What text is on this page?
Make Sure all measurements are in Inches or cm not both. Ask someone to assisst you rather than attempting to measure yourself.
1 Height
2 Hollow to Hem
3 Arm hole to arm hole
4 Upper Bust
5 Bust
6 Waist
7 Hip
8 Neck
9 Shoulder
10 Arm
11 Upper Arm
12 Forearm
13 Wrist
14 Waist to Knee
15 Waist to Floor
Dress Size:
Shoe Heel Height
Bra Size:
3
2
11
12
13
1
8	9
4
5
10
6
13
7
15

- [TASK STATEMENT]
Search the listing above for the string "Waist". Copy every line that contains it.

- [RESULT FOR THIS TASK]
6 Waist
14 Waist to Knee
15 Waist to Floor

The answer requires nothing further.